# What is asked:
Reproduce the listing below word for word, with no pictures.

# Information shown:
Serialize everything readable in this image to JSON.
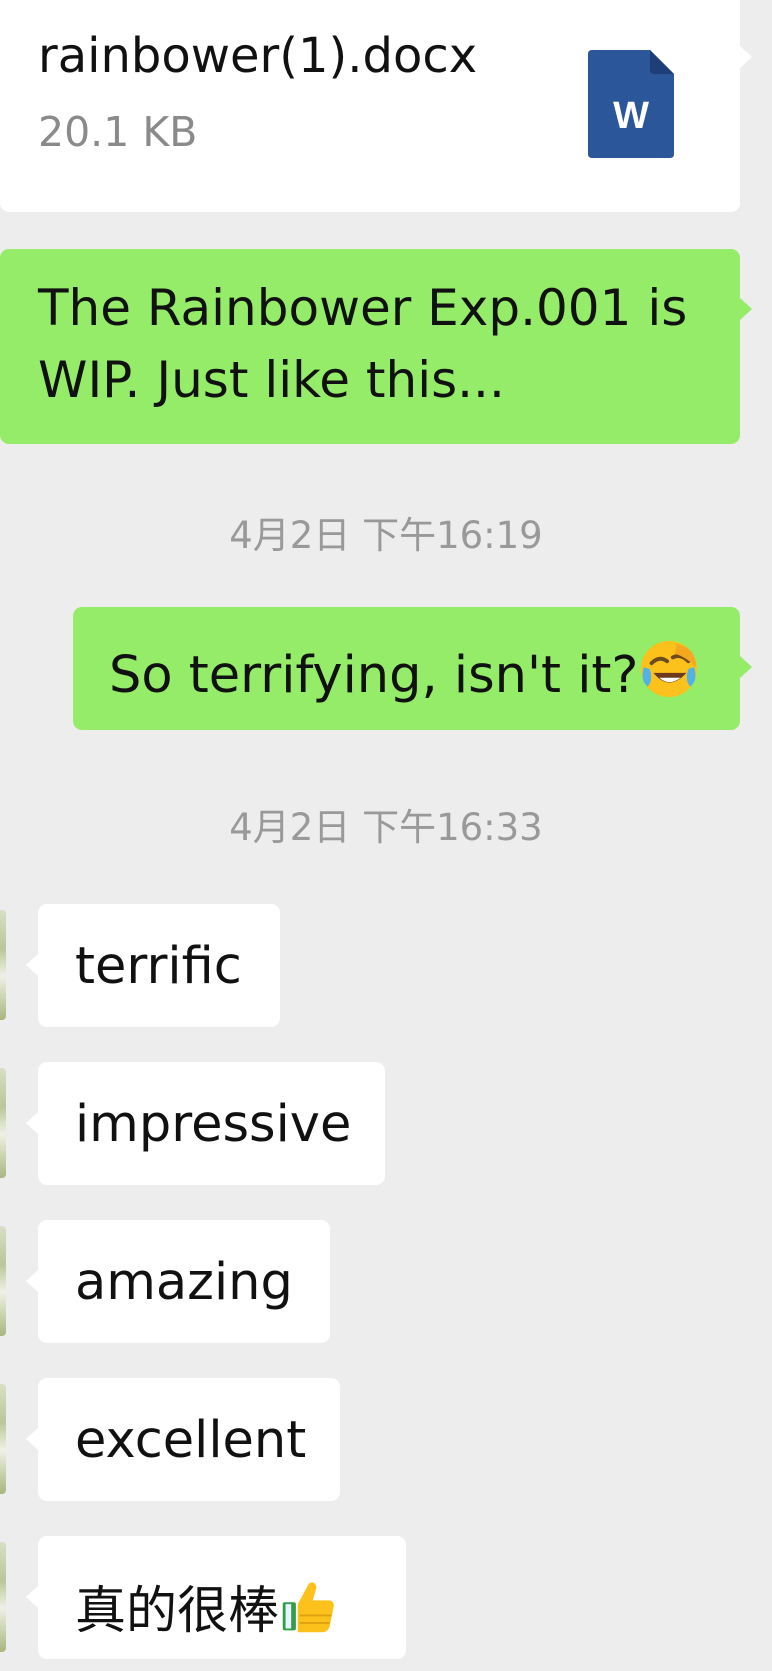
{
  "file_message": {
    "file_name": "rainbower(1).docx",
    "file_size": "20.1 KB",
    "icon": "word-document-icon",
    "icon_letter": "W"
  },
  "messages": {
    "rainbower": {
      "line1": "The Rainbower Exp.001 is",
      "line2": "WIP. Just like this..."
    },
    "timestamp_1": "4月2日 下午16:19",
    "terrifying": {
      "text": "So terrifying, isn't it?",
      "emoji": "face-with-tears-of-joy-emoji"
    },
    "timestamp_2": "4月2日 下午16:33",
    "incoming": {
      "terrific": "terrific",
      "impressive": "impressive",
      "amazing": "amazing",
      "excellent": "excellent",
      "zhende": "真的很棒",
      "zhende_emoji": "thumbs-up-emoji"
    }
  },
  "colors": {
    "background": "#ededed",
    "sent_bubble": "#95ec69",
    "received_bubble": "#ffffff",
    "timestamp": "#999999",
    "word_icon": "#2b579a"
  }
}
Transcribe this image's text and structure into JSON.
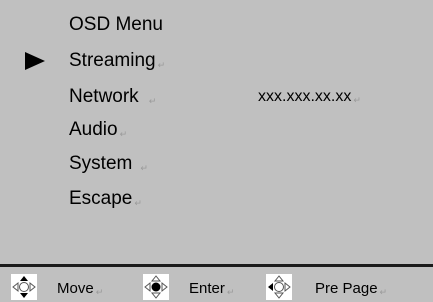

# Finished exercise:
Serialize everything readable in this image to JSON.
{
  "file_message": {
    "file_name": "rainbower(1).docx",
    "file_size": "20.1 KB",
    "icon": "word-document-icon",
    "icon_letter": "W"
  },
  "messages": {
    "rainbower": {
      "line1": "The Rainbower Exp.001 is",
      "line2": "WIP. Just like this..."
    },
    "timestamp_1": "4月2日 下午16:19",
    "terrifying": {
      "text": "So terrifying, isn't it?",
      "emoji": "face-with-tears-of-joy-emoji"
    },
    "timestamp_2": "4月2日 下午16:33",
    "incoming": {
      "terrific": "terrific",
      "impressive": "impressive",
      "amazing": "amazing",
      "excellent": "excellent",
      "zhende": "真的很棒",
      "zhende_emoji": "thumbs-up-emoji"
    }
  },
  "colors": {
    "background": "#ededed",
    "sent_bubble": "#95ec69",
    "received_bubble": "#ffffff",
    "timestamp": "#999999",
    "word_icon": "#2b579a"
  }
}
Transcribe this image's text and structure into JSON.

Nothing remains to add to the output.